START Input rows

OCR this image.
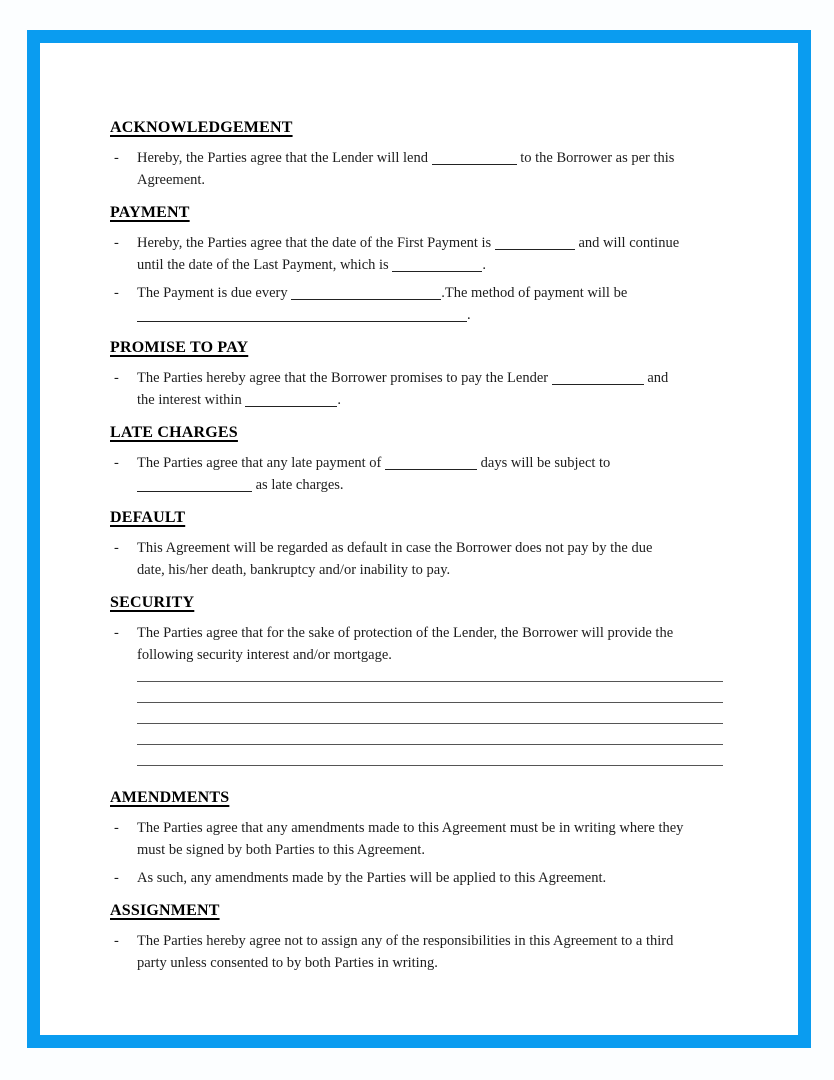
ACKNOWLEDGEMENT
-	Hereby, the Parties agree that the Lender will lend	to the Borrower as per this
Agreement.
PAYMENT
-	Hereby, the Parties agree that the date of the First Payment is	and will continue
until the date of the Last Payment, which is	.
-	The Payment is due every	.The method of payment will be
.
PROMISE TO PAY
-	The Parties hereby agree that the Borrower promises to pay the Lender	and
the interest within	.
LATE CHARGES
-	The Parties agree that any late payment of	days will be subject to
as late charges.
DEFAULT
-	This Agreement will be regarded as default in case the Borrower does not pay by the due
date, his/her death, bankruptcy and/or inability to pay.
SECURITY
-	The Parties agree that for the sake of protection of the Lender, the Borrower will provide the
following security interest and/or mortgage.
AMENDMENTS
-	The Parties agree that any amendments made to this Agreement must be in writing where they
must be signed by both Parties to this Agreement.
-	As such, any amendments made by the Parties will be applied to this Agreement.
ASSIGNMENT
-	The Parties hereby agree not to assign any of the responsibilities in this Agreement to a third
party unless consented to by both Parties in writing.
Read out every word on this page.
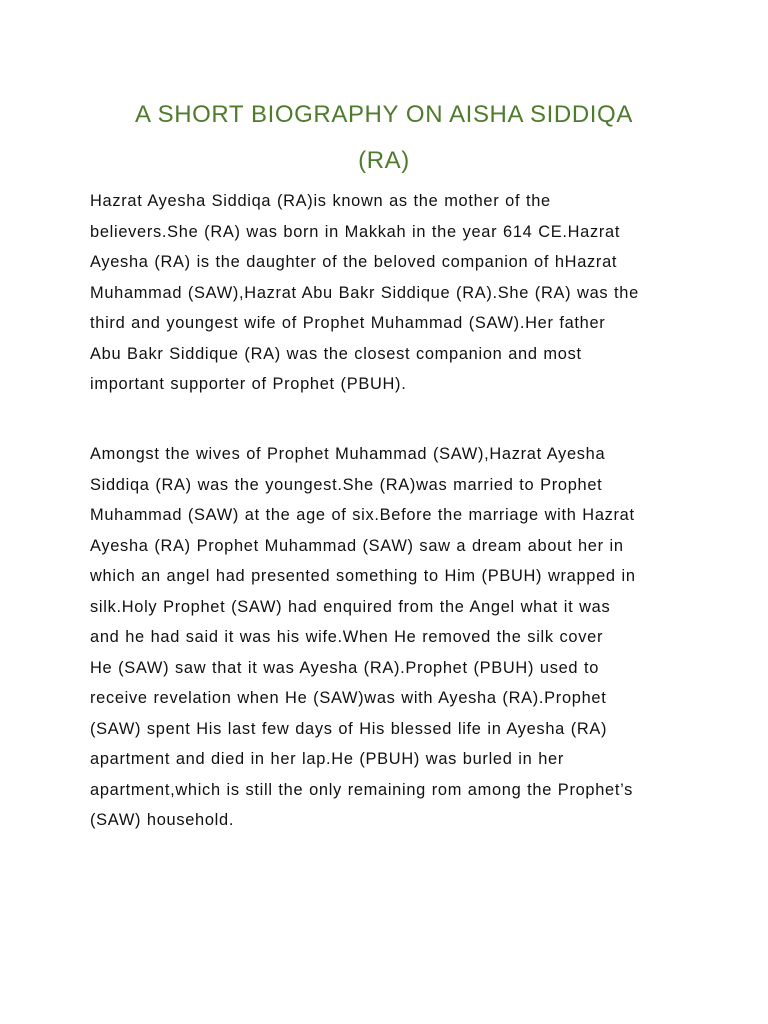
A SHORT BIOGRAPHY ON AISHA SIDDIQA
(RA)

Hazrat Ayesha Siddiqa (RA)is known as the mother of the
believers.She (RA) was born in Makkah in the year 614 CE.Hazrat
Ayesha (RA) is the daughter of the beloved companion of hHazrat
Muhammad (SAW),Hazrat Abu Bakr Siddique (RA).She (RA) was the
third and youngest wife of Prophet Muhammad (SAW).Her father
Abu Bakr Siddique (RA) was the closest companion and most
important supporter of Prophet (PBUH).

Amongst the wives of Prophet Muhammad (SAW),Hazrat Ayesha
Siddiqa (RA) was the youngest.She (RA)was married to Prophet
Muhammad (SAW) at the age of six.Before the marriage with Hazrat
Ayesha (RA) Prophet Muhammad (SAW) saw a dream about her in
which an angel had presented something to Him (PBUH) wrapped in
silk.Holy Prophet (SAW) had enquired from the Angel what it was
and he had said it was his wife.When He removed the silk cover
He (SAW) saw that it was Ayesha (RA).Prophet (PBUH) used to
receive revelation when He (SAW)was with Ayesha (RA).Prophet
(SAW) spent His last few days of His blessed life in Ayesha (RA)
apartment and died in her lap.He (PBUH) was burled in her
apartment,which is still the only remaining rom among the Prophet’s
(SAW) household.
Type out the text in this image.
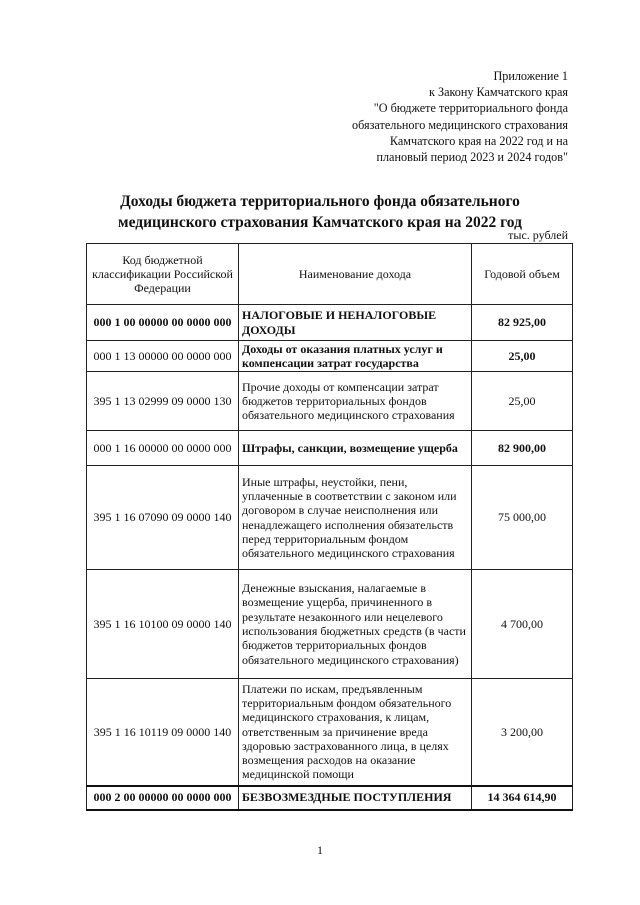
Приложение 1
к Закону Камчатского края
"О бюджете территориального фонда
обязательного медицинского страхования
Камчатского края на 2022 год и на
плановый период 2023 и 2024 годов"
Доходы бюджета территориального фонда обязательного
медицинского страхования Камчатского края на 2022 год
тыс. рублей
Код бюджетной классификации Российской Федерации	Наименование дохода	Годовой объем
000 1 00 00000 00 0000 000	НАЛОГОВЫЕ И НЕНАЛОГОВЫЕ ДОХОДЫ	82 925,00
000 1 13 00000 00 0000 000	Доходы от оказания платных услуг и компенсации затрат государства	25,00
395 1 13 02999 09 0000 130	Прочие доходы от компенсации затрат бюджетов территориальных фондов обязательного медицинского страхования	25,00
000 1 16 00000 00 0000 000	Штрафы, санкции, возмещение ущерба	82 900,00
395 1 16 07090 09 0000 140	Иные штрафы, неустойки, пени, уплаченные в соответствии с законом или договором в случае неисполнения или ненадлежащего исполнения обязательств перед территориальным фондом обязательного медицинского страхования	75 000,00
395 1 16 10100 09 0000 140	Денежные взыскания, налагаемые в возмещение ущерба, причиненного в результате незаконного или нецелевого использования бюджетных средств (в части бюджетов территориальных фондов обязательного медицинского страхования)	4 700,00
395 1 16 10119 09 0000 140	Платежи по искам, предъявленным территориальным фондом обязательного медицинского страхования, к лицам, ответственным за причинение вреда здоровью застрахованного лица, в целях возмещения расходов на оказание медицинской помощи	3 200,00
000 2 00 00000 00 0000 000	БЕЗВОЗМЕЗДНЫЕ ПОСТУПЛЕНИЯ	14 364 614,90
1
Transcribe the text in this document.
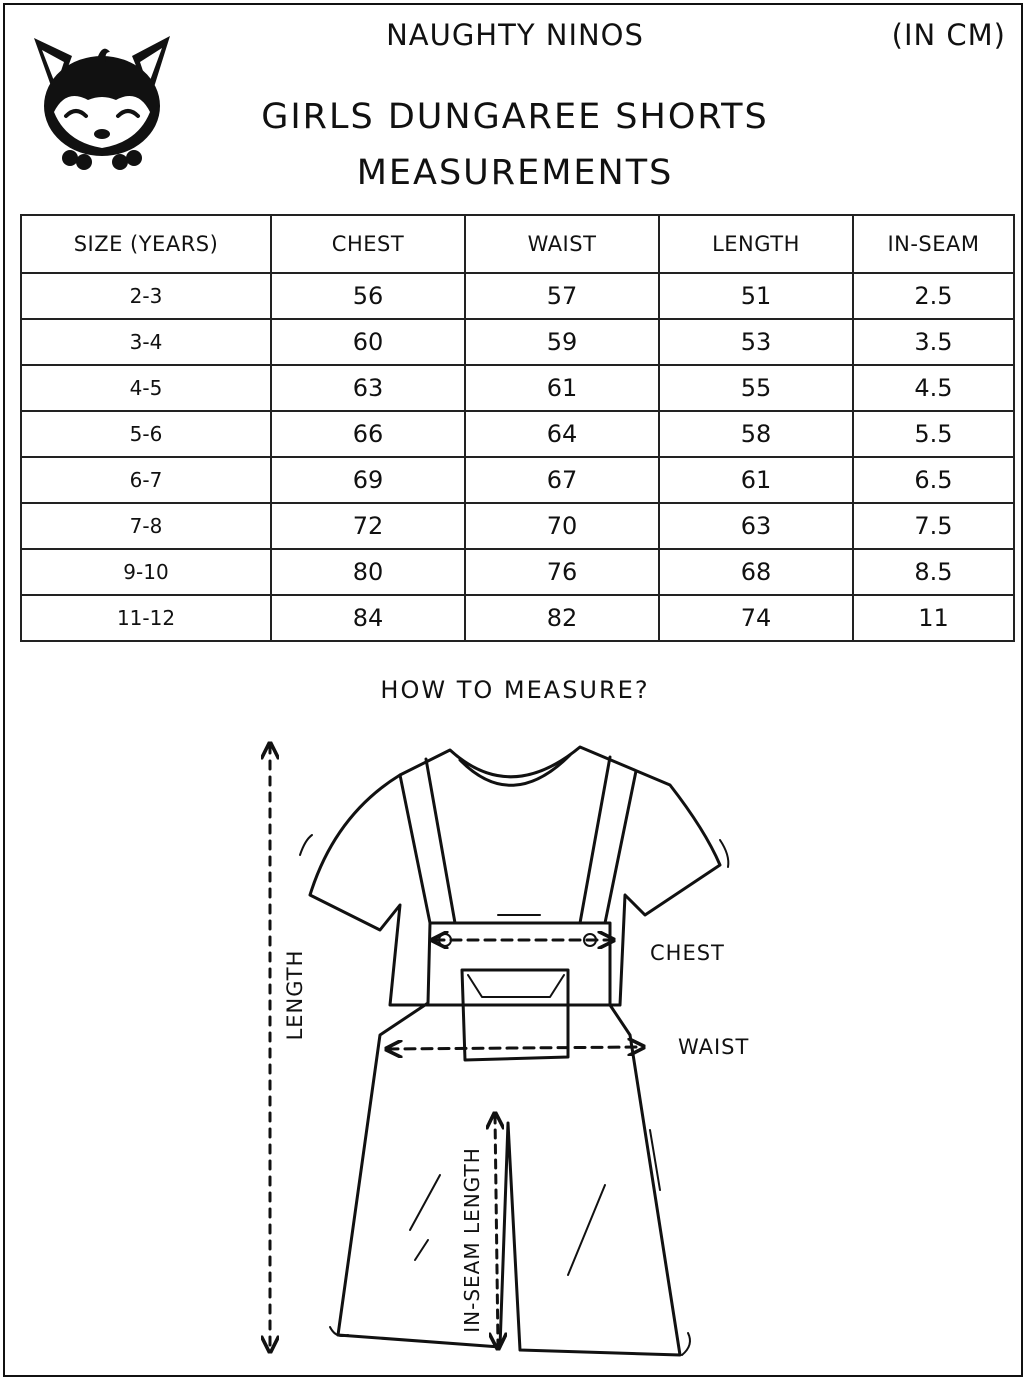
NAUGHTY NINOS	(IN CM)
GIRLS DUNGAREE SHORTS
MEASUREMENTS
SIZE (YEARS)	CHEST	WAIST	LENGTH	IN-SEAM
2-3	56	57	51	2.5
3-4	60	59	53	3.5
4-5	63	61	55	4.5
5-6	66	64	58	5.5
6-7	69	67	61	6.5
7-8	72	70	63	7.5
9-10	80	76	68	8.5
11-12	84	82	74	11
HOW TO MEASURE?
CHEST
WAIST
LENGTH
IN-SEAM LENGTH
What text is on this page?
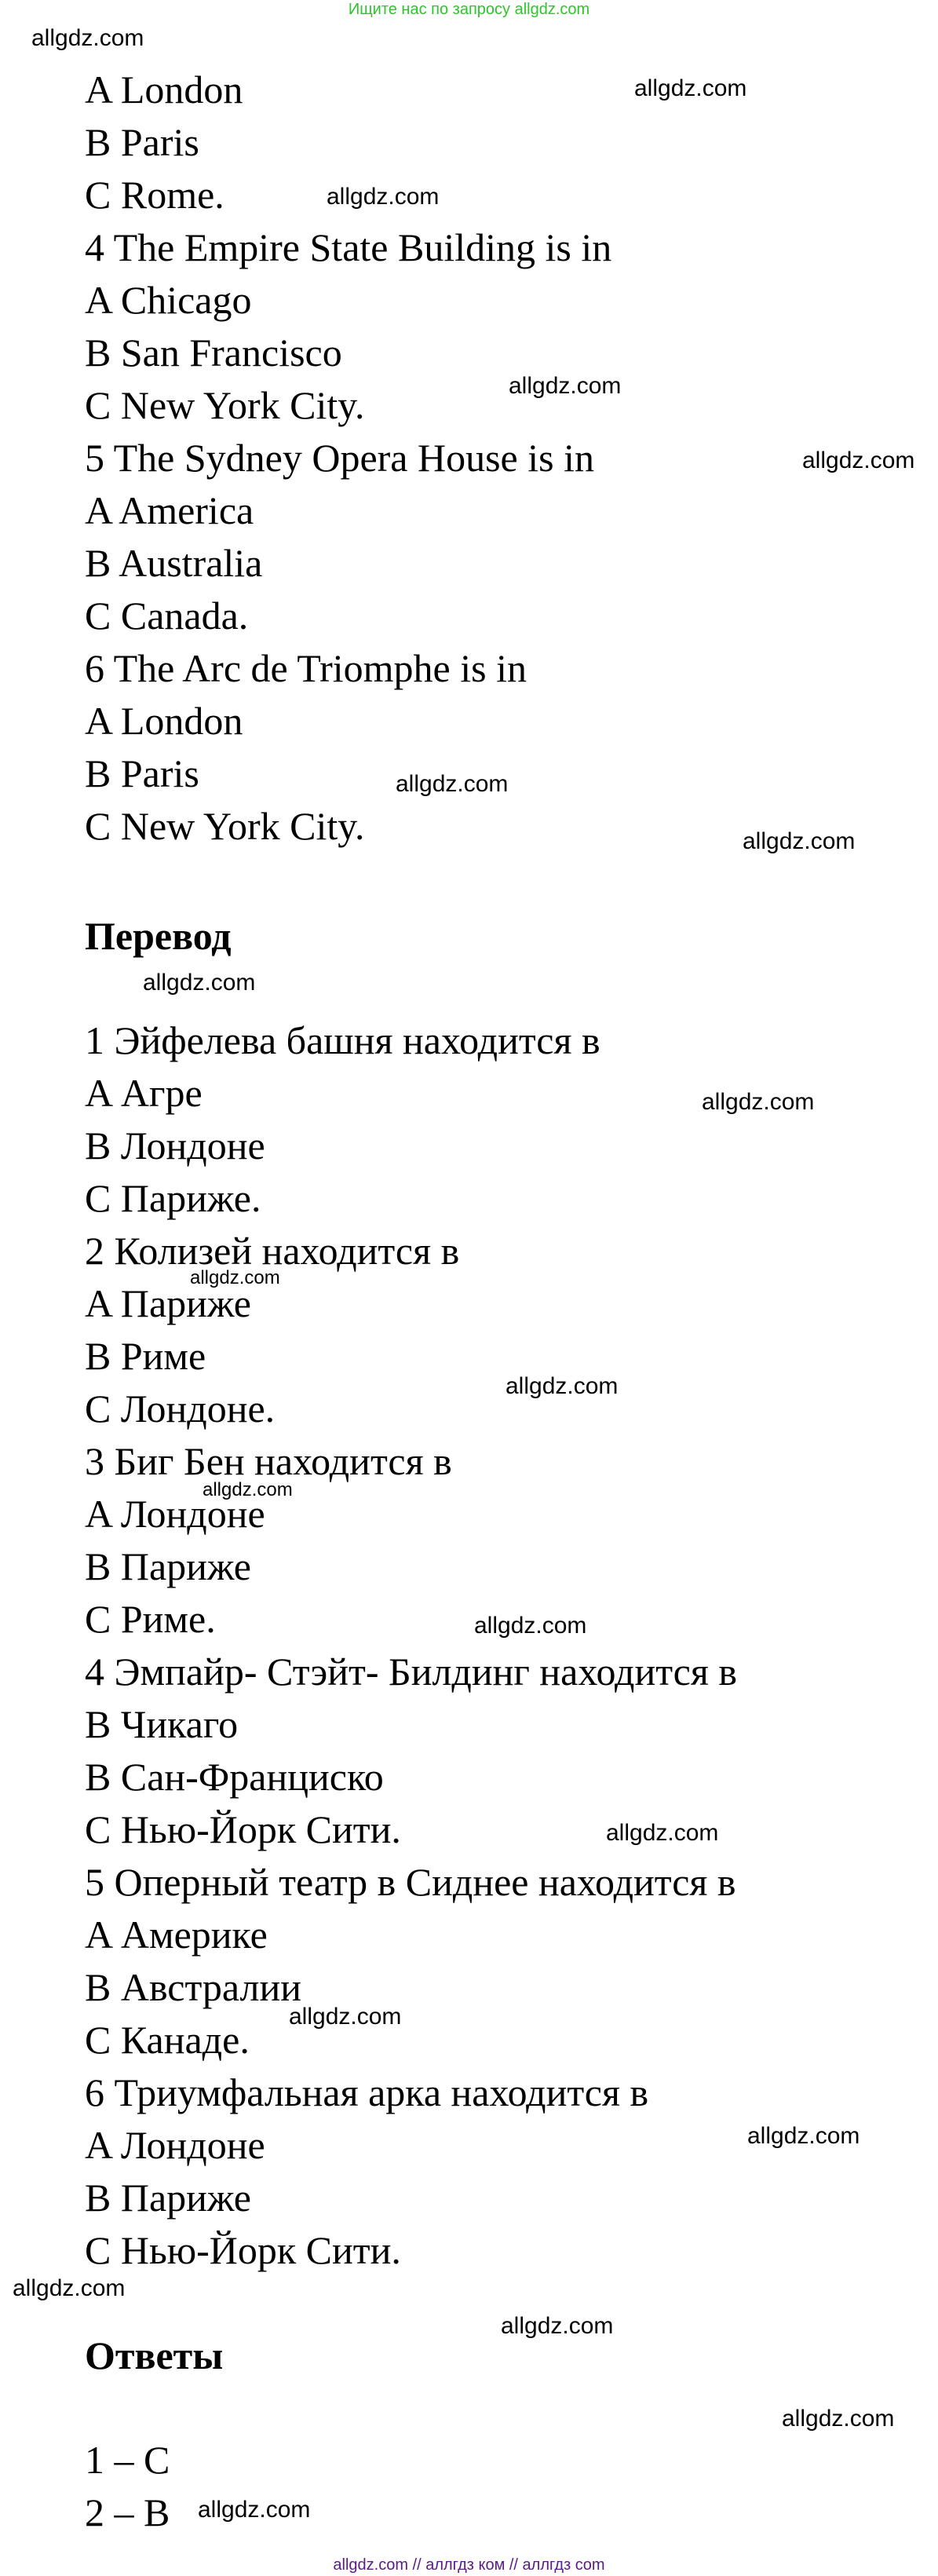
Ищите нас по запросу allgdz.com
A London
B Paris
C Rome.
4 The Empire State Building is in
A Chicago
B San Francisco
C New York City.
5 The Sydney Opera House is in
A America
B Australia
C Canada.
6 The Arc de Triomphe is in
A London
B Paris
C New York City.
Перевод
1 Эйфелева башня находится в
A Агре
B Лондоне
C Париже.
2 Колизей находится в
A Париже
B Риме
C Лондоне.
3 Биг Бен находится в
A Лондоне
B Париже
C Риме.
4 Эмпайр- Стэйт- Билдинг находится в
B Чикаго
B Сан-Франциско
C Нью-Йорк Сити.
5 Оперный театр в Сиднее находится в
A Америке
B Австралии
C Канаде.
6 Триумфальная арка находится в
A Лондоне
B Париже
C Нью-Йорк Сити.
Ответы
1 – C
2 – B
allgdz.com
allgdz.com
allgdz.com
allgdz.com
allgdz.com
allgdz.com
allgdz.com
allgdz.com
allgdz.com
allgdz.com
allgdz.com
allgdz.com
allgdz.com
allgdz.com
allgdz.com
allgdz.com
allgdz.com
allgdz.com
allgdz.com
allgdz.com
allgdz.com // аллгдз ком // аллгдз com
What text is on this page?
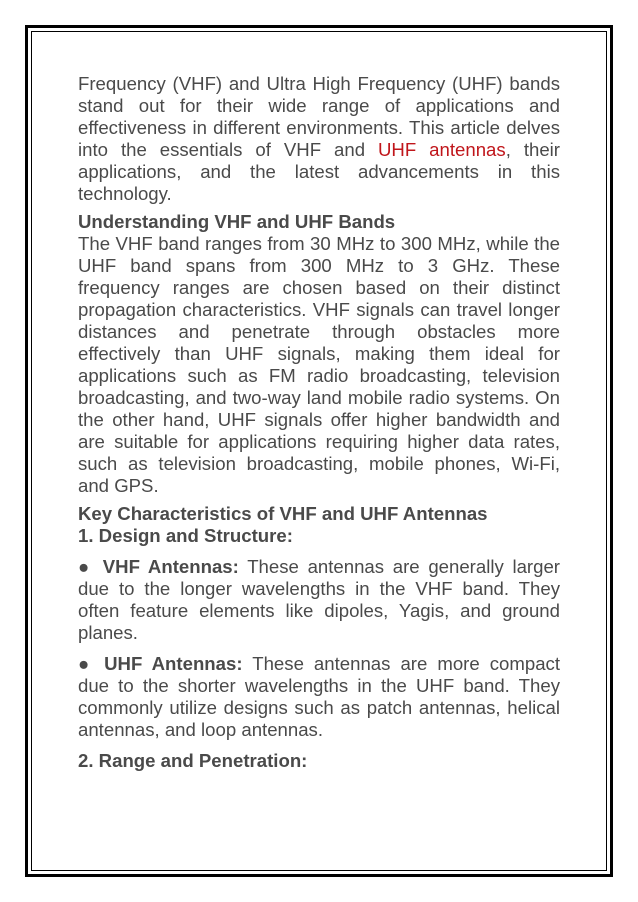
Frequency (VHF) and Ultra High Frequency (UHF) bands stand out for their wide range of applications and effectiveness in different environments. This article delves into the essentials of VHF and UHF antennas, their applications, and the latest advancements in this technology.

Understanding VHF and UHF Bands

The VHF band ranges from 30 MHz to 300 MHz, while the UHF band spans from 300 MHz to 3 GHz. These frequency ranges are chosen based on their distinct propagation characteristics. VHF signals can travel longer distances and penetrate through obstacles more effectively than UHF signals, making them ideal for applications such as FM radio broadcasting, television broadcasting, and two-way land mobile radio systems. On the other hand, UHF signals offer higher bandwidth and are suitable for applications requiring higher data rates, such as television broadcasting, mobile phones, Wi-Fi, and GPS.

Key Characteristics of VHF and UHF Antennas
1. Design and Structure:

● VHF Antennas: These antennas are generally larger due to the longer wavelengths in the VHF band. They often feature elements like dipoles, Yagis, and ground planes.

● UHF Antennas: These antennas are more compact due to the shorter wavelengths in the UHF band. They commonly utilize designs such as patch antennas, helical antennas, and loop antennas.

2. Range and Penetration:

END Input rows

Aim:
Sift through the entries and copy every line with "both".

Answer to the exercise:
must be signed by both Parties to this Agreement.
party unless consented to by both Parties in writing.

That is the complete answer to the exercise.